::: Given records
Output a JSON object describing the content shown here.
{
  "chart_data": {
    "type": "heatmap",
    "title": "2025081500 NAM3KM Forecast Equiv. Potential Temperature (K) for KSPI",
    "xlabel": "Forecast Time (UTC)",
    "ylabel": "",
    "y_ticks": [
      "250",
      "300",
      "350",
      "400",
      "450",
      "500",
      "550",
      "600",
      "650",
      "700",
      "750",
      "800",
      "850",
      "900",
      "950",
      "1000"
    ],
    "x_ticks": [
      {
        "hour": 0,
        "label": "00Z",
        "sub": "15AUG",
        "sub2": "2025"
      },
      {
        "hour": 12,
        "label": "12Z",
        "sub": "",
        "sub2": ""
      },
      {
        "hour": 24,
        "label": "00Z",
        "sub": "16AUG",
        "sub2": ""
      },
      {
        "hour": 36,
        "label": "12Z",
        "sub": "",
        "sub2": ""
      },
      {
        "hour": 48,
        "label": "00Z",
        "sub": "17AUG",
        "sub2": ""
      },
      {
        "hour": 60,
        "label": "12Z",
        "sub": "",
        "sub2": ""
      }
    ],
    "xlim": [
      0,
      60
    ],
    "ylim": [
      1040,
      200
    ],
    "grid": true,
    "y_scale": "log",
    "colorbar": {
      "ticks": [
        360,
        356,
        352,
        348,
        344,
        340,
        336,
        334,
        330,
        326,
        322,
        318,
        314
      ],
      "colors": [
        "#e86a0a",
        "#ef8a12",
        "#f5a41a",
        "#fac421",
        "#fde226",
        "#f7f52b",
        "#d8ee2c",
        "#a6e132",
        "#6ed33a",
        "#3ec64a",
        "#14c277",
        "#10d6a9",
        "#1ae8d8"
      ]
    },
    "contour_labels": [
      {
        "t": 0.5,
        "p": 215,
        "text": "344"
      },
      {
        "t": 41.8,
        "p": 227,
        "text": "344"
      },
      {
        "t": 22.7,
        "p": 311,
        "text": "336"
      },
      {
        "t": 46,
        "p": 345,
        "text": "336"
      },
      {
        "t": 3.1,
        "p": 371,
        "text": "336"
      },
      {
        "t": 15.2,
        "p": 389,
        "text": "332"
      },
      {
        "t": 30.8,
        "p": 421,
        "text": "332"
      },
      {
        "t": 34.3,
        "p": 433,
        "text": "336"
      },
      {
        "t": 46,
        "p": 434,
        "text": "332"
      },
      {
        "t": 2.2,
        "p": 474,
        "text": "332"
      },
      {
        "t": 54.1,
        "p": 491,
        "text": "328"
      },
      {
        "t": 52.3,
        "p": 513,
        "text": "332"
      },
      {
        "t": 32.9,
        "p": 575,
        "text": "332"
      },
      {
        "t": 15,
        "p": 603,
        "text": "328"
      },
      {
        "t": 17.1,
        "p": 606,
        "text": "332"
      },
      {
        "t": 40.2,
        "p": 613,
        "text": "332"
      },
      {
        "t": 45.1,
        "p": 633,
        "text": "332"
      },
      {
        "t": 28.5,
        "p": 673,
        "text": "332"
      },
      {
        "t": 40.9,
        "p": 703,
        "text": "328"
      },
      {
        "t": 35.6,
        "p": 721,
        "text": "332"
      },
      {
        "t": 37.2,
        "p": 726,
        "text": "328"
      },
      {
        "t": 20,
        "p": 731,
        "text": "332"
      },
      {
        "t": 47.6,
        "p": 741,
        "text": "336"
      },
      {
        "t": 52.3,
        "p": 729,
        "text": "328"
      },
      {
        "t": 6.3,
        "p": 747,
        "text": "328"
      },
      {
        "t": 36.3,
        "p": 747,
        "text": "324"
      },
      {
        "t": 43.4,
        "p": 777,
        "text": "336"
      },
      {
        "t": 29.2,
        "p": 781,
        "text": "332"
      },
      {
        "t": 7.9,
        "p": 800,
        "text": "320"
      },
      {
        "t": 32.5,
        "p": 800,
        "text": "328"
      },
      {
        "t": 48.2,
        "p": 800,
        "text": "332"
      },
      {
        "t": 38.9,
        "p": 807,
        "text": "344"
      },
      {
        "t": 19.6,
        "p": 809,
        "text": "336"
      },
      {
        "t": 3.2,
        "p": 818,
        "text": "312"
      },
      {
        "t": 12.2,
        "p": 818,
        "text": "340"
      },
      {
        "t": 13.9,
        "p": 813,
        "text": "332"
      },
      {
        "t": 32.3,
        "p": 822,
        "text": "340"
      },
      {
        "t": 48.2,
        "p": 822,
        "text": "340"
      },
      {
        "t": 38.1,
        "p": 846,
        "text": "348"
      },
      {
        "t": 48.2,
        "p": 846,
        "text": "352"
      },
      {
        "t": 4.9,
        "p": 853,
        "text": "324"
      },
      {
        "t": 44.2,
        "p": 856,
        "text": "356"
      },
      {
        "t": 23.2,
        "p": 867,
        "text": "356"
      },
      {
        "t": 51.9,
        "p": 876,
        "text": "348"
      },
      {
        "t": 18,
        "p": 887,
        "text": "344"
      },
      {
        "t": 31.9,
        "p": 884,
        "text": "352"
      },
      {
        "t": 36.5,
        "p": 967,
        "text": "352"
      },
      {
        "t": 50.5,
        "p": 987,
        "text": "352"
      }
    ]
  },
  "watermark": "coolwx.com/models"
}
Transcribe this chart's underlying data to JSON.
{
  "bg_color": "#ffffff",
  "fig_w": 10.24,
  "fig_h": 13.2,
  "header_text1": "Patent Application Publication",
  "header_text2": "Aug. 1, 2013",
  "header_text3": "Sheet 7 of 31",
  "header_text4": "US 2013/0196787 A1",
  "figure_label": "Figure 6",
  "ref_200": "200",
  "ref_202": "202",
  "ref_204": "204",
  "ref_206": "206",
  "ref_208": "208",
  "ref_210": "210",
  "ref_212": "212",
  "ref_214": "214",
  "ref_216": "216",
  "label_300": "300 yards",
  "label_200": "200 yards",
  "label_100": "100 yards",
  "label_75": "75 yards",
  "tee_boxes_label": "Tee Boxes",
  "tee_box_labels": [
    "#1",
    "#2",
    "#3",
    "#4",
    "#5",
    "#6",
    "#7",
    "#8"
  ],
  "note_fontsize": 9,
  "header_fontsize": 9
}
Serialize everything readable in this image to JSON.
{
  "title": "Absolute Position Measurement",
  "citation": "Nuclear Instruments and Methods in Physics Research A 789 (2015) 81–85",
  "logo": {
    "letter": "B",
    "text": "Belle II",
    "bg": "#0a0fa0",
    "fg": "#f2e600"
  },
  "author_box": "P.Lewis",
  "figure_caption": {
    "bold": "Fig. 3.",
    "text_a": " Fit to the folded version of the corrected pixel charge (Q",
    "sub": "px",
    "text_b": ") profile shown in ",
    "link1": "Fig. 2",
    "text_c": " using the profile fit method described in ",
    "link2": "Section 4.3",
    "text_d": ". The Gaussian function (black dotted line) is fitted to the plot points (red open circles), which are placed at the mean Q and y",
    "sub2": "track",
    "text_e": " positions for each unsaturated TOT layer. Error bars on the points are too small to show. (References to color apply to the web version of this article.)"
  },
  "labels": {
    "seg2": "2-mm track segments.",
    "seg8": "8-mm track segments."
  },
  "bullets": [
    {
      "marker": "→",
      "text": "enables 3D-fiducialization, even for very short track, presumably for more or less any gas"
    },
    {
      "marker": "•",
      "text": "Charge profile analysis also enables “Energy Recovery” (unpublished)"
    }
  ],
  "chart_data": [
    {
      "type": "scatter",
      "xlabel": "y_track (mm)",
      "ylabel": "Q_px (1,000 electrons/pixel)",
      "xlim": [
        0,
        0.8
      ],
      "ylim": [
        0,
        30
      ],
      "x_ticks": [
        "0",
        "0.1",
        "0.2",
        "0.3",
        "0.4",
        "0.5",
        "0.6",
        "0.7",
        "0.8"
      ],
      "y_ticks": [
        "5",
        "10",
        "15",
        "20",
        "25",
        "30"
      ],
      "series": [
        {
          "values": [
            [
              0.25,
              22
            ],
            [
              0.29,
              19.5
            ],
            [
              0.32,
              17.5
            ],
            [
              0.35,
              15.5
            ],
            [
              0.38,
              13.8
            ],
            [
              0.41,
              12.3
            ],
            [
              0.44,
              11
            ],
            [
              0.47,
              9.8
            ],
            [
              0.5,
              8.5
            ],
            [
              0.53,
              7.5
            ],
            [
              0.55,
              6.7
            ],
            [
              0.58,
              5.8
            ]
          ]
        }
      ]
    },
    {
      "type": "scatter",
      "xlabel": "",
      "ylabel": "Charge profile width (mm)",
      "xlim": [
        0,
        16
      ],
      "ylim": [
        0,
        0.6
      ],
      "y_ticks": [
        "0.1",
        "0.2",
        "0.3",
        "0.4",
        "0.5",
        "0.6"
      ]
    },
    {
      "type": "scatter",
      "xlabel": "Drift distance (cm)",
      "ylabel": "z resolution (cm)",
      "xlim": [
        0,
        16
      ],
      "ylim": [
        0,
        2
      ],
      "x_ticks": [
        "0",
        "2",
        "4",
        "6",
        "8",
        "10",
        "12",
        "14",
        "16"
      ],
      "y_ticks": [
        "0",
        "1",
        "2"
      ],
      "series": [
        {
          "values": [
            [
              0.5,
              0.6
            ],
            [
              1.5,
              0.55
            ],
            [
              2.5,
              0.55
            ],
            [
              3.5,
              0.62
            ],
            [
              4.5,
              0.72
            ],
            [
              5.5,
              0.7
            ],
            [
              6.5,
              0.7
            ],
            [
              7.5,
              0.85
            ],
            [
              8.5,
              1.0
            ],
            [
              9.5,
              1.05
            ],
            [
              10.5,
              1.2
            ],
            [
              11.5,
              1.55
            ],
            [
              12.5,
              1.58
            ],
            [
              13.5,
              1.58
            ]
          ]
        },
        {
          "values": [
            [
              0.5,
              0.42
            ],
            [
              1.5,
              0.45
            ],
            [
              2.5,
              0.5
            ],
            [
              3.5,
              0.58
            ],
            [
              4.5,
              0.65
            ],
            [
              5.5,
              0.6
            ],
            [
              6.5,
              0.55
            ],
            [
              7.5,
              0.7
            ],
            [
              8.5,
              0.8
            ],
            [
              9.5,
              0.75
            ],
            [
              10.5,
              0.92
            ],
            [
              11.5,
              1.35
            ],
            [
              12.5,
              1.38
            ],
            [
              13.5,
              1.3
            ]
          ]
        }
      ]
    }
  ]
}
::::::
Task to carry out: Looking at the listing above, count the lines that contain "pixel" and give nothing but the number.

Response below: 2